**Task instructions:**
Output all lines exactly, with nothing added or dropped.

# # # # # # #

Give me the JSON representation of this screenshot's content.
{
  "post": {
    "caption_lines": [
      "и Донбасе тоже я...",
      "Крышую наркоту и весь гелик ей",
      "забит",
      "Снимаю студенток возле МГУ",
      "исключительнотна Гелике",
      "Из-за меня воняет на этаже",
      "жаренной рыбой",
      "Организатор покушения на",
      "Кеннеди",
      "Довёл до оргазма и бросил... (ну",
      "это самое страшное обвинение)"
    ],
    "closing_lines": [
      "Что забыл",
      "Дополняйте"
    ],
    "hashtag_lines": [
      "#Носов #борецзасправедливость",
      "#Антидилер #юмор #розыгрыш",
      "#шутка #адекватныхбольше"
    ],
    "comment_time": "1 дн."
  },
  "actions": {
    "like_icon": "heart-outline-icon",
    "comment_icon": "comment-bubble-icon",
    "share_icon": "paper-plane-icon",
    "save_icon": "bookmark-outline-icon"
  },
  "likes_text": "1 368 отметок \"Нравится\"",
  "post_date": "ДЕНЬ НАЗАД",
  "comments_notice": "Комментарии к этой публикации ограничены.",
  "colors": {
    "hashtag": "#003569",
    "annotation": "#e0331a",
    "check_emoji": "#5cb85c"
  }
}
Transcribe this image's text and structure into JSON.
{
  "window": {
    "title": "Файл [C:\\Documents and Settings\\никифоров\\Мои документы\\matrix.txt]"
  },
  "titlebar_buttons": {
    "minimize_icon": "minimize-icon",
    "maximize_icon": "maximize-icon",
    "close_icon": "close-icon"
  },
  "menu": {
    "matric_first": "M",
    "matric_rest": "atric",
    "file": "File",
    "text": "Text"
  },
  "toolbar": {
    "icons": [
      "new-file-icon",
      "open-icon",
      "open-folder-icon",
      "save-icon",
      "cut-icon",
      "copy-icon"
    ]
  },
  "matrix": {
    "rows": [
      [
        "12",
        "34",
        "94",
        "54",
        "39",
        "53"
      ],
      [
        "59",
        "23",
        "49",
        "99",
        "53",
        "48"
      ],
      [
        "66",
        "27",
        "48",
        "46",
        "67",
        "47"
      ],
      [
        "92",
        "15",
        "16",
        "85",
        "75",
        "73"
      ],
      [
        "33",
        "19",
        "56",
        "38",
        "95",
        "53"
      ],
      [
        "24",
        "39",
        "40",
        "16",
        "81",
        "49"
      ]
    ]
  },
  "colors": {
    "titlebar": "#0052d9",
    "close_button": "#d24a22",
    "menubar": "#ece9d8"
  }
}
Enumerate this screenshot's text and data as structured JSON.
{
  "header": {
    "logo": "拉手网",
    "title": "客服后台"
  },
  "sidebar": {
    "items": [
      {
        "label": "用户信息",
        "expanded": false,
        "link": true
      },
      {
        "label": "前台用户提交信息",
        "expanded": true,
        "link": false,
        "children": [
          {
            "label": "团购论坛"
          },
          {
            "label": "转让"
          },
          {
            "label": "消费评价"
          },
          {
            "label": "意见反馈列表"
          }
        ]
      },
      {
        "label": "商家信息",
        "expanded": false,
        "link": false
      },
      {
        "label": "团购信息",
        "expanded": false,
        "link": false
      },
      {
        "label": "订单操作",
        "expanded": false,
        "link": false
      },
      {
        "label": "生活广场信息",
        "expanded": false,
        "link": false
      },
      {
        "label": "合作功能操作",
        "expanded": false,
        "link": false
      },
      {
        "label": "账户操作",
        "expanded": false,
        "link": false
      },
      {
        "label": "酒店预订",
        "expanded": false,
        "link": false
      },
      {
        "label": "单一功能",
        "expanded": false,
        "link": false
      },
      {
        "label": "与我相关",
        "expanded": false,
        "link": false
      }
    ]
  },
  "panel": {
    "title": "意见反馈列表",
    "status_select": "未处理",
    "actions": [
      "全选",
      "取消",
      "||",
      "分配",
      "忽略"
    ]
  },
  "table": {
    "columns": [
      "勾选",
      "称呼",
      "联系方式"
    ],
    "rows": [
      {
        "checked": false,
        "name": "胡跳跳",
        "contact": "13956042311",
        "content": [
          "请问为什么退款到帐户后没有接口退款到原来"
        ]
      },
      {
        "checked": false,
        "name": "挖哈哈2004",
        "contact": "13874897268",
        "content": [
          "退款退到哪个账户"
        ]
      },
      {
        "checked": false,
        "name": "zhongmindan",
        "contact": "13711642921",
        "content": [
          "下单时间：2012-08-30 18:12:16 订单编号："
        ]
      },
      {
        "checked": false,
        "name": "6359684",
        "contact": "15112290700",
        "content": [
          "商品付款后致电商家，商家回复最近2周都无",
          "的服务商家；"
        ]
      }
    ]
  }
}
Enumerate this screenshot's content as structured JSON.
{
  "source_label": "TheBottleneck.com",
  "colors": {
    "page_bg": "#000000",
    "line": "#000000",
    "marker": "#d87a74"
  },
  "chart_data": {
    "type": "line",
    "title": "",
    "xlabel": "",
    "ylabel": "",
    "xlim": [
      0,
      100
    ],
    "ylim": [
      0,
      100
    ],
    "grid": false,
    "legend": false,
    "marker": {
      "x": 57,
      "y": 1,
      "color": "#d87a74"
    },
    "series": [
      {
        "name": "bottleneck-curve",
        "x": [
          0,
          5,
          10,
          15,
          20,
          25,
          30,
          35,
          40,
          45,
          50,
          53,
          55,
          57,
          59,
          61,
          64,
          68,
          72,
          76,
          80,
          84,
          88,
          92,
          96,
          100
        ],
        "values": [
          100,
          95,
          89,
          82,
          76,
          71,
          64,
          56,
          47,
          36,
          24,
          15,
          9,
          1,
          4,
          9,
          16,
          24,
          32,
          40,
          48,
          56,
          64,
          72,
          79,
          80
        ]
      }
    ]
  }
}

# # # # # # #

**Reply:**
Give me the JSON representation of this screenshot's content.
{
  "post": {
    "caption_lines": [
      "и Донбасе тоже я...",
      "Крышую наркоту и весь гелик ей",
      "забит",
      "Снимаю студенток возле МГУ",
      "исключительнотна Гелике",
      "Из-за меня воняет на этаже",
      "жаренной рыбой",
      "Организатор покушения на",
      "Кеннеди",
      "Довёл до оргазма и бросил... (ну",
      "это самое страшное обвинение)"
    ],
    "closing_lines": [
      "Что забыл",
      "Дополняйте"
    ],
    "hashtag_lines": [
      "#Носов #борецзасправедливость",
      "#Антидилер #юмор #розыгрыш",
      "#шутка #адекватныхбольше"
    ],
    "comment_time": "1 дн."
  },
  "actions": {
    "like_icon": "heart-outline-icon",
    "comment_icon": "comment-bubble-icon",
    "share_icon": "paper-plane-icon",
    "save_icon": "bookmark-outline-icon"
  },
  "likes_text": "1 368 отметок \"Нравится\"",
  "post_date": "ДЕНЬ НАЗАД",
  "comments_notice": "Комментарии к этой публикации ограничены.",
  "colors": {
    "hashtag": "#003569",
    "annotation": "#e0331a",
    "check_emoji": "#5cb85c"
  }
}
Transcribe this image's text and structure into JSON.
{
  "window": {
    "title": "Файл [C:\\Documents and Settings\\никифоров\\Мои документы\\matrix.txt]"
  },
  "titlebar_buttons": {
    "minimize_icon": "minimize-icon",
    "maximize_icon": "maximize-icon",
    "close_icon": "close-icon"
  },
  "menu": {
    "matric_first": "M",
    "matric_rest": "atric",
    "file": "File",
    "text": "Text"
  },
  "toolbar": {
    "icons": [
      "new-file-icon",
      "open-icon",
      "open-folder-icon",
      "save-icon",
      "cut-icon",
      "copy-icon"
    ]
  },
  "matrix": {
    "rows": [
      [
        "12",
        "34",
        "94",
        "54",
        "39",
        "53"
      ],
      [
        "59",
        "23",
        "49",
        "99",
        "53",
        "48"
      ],
      [
        "66",
        "27",
        "48",
        "46",
        "67",
        "47"
      ],
      [
        "92",
        "15",
        "16",
        "85",
        "75",
        "73"
      ],
      [
        "33",
        "19",
        "56",
        "38",
        "95",
        "53"
      ],
      [
        "24",
        "39",
        "40",
        "16",
        "81",
        "49"
      ]
    ]
  },
  "colors": {
    "titlebar": "#0052d9",
    "close_button": "#d24a22",
    "menubar": "#ece9d8"
  }
}
Enumerate this screenshot's text and data as structured JSON.
{
  "header": {
    "logo": "拉手网",
    "title": "客服后台"
  },
  "sidebar": {
    "items": [
      {
        "label": "用户信息",
        "expanded": false,
        "link": true
      },
      {
        "label": "前台用户提交信息",
        "expanded": true,
        "link": false,
        "children": [
          {
            "label": "团购论坛"
          },
          {
            "label": "转让"
          },
          {
            "label": "消费评价"
          },
          {
            "label": "意见反馈列表"
          }
        ]
      },
      {
        "label": "商家信息",
        "expanded": false,
        "link": false
      },
      {
        "label": "团购信息",
        "expanded": false,
        "link": false
      },
      {
        "label": "订单操作",
        "expanded": false,
        "link": false
      },
      {
        "label": "生活广场信息",
        "expanded": false,
        "link": false
      },
      {
        "label": "合作功能操作",
        "expanded": false,
        "link": false
      },
      {
        "label": "账户操作",
        "expanded": false,
        "link": false
      },
      {
        "label": "酒店预订",
        "expanded": false,
        "link": false
      },
      {
        "label": "单一功能",
        "expanded": false,
        "link": false
      },
      {
        "label": "与我相关",
        "expanded": false,
        "link": false
      }
    ]
  },
  "panel": {
    "title": "意见反馈列表",
    "status_select": "未处理",
    "actions": [
      "全选",
      "取消",
      "||",
      "分配",
      "忽略"
    ]
  },
  "table": {
    "columns": [
      "勾选",
      "称呼",
      "联系方式"
    ],
    "rows": [
      {
        "checked": false,
        "name": "胡跳跳",
        "contact": "13956042311",
        "content": [
          "请问为什么退款到帐户后没有接口退款到原来"
        ]
      },
      {
        "checked": false,
        "name": "挖哈哈2004",
        "contact": "13874897268",
        "content": [
          "退款退到哪个账户"
        ]
      },
      {
        "checked": false,
        "name": "zhongmindan",
        "contact": "13711642921",
        "content": [
          "下单时间：2012-08-30 18:12:16 订单编号："
        ]
      },
      {
        "checked": false,
        "name": "6359684",
        "contact": "15112290700",
        "content": [
          "商品付款后致电商家，商家回复最近2周都无",
          "的服务商家；"
        ]
      }
    ]
  }
}
Enumerate this screenshot's content as structured JSON.
{
  "source_label": "TheBottleneck.com",
  "colors": {
    "page_bg": "#000000",
    "line": "#000000",
    "marker": "#d87a74"
  },
  "chart_data": {
    "type": "line",
    "title": "",
    "xlabel": "",
    "ylabel": "",
    "xlim": [
      0,
      100
    ],
    "ylim": [
      0,
      100
    ],
    "grid": false,
    "legend": false,
    "marker": {
      "x": 57,
      "y": 1,
      "color": "#d87a74"
    },
    "series": [
      {
        "name": "bottleneck-curve",
        "x": [
          0,
          5,
          10,
          15,
          20,
          25,
          30,
          35,
          40,
          45,
          50,
          53,
          55,
          57,
          59,
          61,
          64,
          68,
          72,
          76,
          80,
          84,
          88,
          92,
          96,
          100
        ],
        "values": [
          100,
          95,
          89,
          82,
          76,
          71,
          64,
          56,
          47,
          36,
          24,
          15,
          9,
          1,
          4,
          9,
          16,
          24,
          32,
          40,
          48,
          56,
          64,
          72,
          79,
          80
        ]
      }
    ]
  }
}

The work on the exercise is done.